_EXTRAIT DU DOCUMENT_
Quelle émotion de se retrouver une fois de plus sur cette ligne de
départ de l’UTMB au milieu de 2500 coureurs et dans une ambiance hors norme en
plein centre de Chamonix. C’est la troisième fois que j’ai la chance de vivre
ce moment. Une fois pour boucler un mini UTMB sur un parcours de repli à cause
de la neige qui s’était invitée sur le parcours, une autre fois pour m’arrêter
après seulement 30 km à cause d’une cruralgie survenue quelques semaines avant
le départ, et cette fois-ci, ou je sais que je ne suis pas assez préparé avec
quelques kilos de trop ce qui m’empêche d’espérer un bon chrono. Mais la magie
UTMB opère une fois de plus et j’attends le départ presque la larme à l’œil en
ayant qu’un seul objectif, celui d’être finisher et prendre un maximum de
plaisir.

Je me fie à mes sensations et me fixe un rythme de course me permettant de ne pas trop m’attarder sans non plus me griller. Je passe les Houches dans les 200ième et commence à me dire que je suis un peu trop rapide. Je croise alors plusieurs connaissances dans la montée. Dur de ne pas s’emballer dans ce cas-là. Je les salue, prends quelques secondes pour discuter et repart. Le passage sur St Gervais est très rapide mais commence à me freiner un peu. Je veux rester sage, la course sera longue.

_ENTRÉES EXTRAITES_
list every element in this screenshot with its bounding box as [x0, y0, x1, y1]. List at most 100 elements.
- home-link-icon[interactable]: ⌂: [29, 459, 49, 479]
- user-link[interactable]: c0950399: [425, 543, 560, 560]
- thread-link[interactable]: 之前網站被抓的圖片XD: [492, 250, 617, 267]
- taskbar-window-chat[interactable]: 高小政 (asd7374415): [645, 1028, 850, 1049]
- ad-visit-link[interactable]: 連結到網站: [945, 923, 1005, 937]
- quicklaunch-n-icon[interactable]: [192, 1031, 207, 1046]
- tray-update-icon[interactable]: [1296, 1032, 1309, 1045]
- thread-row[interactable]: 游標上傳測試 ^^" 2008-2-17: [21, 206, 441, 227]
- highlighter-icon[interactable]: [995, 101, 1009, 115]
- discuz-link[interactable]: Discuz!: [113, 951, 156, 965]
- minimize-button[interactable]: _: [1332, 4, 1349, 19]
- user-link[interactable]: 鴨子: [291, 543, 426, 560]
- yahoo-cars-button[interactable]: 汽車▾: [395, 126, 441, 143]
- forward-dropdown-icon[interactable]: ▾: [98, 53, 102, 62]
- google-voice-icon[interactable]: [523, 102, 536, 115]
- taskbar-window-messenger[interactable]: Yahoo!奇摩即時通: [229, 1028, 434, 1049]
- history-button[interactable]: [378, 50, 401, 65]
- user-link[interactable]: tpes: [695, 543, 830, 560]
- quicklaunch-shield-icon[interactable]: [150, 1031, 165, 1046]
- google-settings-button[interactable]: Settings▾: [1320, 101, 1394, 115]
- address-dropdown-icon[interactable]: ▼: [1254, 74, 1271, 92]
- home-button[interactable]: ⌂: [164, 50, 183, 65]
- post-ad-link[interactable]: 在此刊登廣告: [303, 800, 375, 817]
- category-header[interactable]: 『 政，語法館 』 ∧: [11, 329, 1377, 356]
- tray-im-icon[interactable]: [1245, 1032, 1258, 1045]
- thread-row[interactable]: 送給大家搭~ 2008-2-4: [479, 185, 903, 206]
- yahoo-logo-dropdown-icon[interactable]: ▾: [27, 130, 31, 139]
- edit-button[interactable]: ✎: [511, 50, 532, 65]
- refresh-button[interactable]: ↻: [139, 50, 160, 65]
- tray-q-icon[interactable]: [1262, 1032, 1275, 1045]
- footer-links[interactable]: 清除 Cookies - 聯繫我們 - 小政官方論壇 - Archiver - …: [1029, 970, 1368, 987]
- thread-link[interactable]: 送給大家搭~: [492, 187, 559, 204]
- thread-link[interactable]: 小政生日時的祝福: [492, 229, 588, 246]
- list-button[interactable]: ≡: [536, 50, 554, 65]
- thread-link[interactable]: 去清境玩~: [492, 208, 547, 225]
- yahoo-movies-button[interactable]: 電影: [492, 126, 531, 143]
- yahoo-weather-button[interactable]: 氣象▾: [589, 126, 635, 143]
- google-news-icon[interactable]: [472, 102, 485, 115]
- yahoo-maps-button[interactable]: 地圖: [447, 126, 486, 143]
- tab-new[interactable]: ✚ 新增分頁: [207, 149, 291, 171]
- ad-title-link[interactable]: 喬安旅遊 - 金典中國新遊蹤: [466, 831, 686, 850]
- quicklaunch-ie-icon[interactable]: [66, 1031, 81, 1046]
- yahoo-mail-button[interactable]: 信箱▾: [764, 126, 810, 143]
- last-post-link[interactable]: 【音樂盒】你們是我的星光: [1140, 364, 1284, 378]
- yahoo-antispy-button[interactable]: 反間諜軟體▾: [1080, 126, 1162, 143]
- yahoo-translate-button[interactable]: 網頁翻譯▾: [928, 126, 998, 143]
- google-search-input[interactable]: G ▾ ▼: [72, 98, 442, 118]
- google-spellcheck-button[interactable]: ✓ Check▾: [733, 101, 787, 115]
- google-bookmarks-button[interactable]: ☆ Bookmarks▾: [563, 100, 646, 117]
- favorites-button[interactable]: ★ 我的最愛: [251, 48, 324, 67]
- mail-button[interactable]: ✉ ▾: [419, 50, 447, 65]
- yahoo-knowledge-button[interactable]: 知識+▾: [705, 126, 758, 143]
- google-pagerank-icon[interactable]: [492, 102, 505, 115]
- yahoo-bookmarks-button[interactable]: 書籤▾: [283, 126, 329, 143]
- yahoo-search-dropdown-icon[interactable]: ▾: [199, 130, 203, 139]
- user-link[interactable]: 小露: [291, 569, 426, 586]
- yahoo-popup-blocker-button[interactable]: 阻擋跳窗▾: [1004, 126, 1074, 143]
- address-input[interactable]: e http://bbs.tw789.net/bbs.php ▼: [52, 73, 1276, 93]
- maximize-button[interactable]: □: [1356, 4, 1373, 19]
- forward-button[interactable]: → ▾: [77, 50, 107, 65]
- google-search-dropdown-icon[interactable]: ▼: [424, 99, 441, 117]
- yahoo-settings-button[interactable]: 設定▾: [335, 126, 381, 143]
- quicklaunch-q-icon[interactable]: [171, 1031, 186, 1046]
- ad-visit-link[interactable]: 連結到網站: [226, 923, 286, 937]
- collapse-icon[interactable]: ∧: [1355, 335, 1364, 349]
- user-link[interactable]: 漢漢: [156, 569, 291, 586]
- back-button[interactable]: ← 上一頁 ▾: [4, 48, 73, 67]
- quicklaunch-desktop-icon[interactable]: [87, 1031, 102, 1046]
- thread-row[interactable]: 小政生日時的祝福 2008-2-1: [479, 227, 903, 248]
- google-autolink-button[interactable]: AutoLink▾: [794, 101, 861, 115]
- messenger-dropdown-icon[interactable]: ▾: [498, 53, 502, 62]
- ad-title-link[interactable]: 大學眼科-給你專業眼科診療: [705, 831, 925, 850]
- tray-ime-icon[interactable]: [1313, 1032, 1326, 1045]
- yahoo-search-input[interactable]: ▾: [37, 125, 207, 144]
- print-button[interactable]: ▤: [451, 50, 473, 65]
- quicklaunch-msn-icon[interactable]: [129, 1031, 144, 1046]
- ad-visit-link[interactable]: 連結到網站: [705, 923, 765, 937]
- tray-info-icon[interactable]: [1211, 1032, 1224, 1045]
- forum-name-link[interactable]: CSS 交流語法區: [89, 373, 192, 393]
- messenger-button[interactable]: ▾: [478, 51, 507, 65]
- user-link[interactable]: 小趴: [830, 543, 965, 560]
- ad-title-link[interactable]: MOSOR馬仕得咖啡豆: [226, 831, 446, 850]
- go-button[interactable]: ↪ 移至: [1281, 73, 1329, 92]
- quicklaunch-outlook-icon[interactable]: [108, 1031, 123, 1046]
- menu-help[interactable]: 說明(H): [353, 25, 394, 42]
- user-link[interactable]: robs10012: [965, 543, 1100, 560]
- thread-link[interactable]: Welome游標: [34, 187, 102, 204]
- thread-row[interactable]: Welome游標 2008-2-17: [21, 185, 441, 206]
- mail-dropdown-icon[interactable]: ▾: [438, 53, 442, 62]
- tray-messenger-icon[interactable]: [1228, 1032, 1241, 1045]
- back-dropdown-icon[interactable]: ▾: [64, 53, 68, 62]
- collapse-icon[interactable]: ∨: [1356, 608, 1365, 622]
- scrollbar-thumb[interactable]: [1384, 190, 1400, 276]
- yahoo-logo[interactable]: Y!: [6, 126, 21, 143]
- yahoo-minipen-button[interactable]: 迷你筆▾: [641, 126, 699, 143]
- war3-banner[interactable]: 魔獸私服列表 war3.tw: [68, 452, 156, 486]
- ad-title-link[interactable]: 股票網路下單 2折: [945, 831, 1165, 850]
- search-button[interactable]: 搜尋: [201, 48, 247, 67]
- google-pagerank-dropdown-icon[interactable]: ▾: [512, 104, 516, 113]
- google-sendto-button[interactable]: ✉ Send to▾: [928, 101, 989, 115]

_À FAIRE_
Indiquez, s'il vous plaît, si chacune des affirmations suivantes concorde avec le récit de course ci-dessus, en répondant par oui ou par non et en citant les mots décisifs du récit.
1. Ce départ de l'UTMB est vécu pour la troisième fois.
2. Lors d'une participation précédente, l'arrêt après 30 km a été causé par la neige.
3. L'objectif fixé pour cette course est de réaliser un bon chrono.

_CORRIGÉ COMPLET_
1. Oui : « C’est la troisième fois que j’ai la chance de vivre ce moment. »
2. Non : « pour m’arrêter après seulement 30 km à cause d’une cruralgie survenue quelques semaines avant le départ »
3. Non : « ayant qu’un seul objectif, celui d’être finisher et prendre un maximum de plaisir »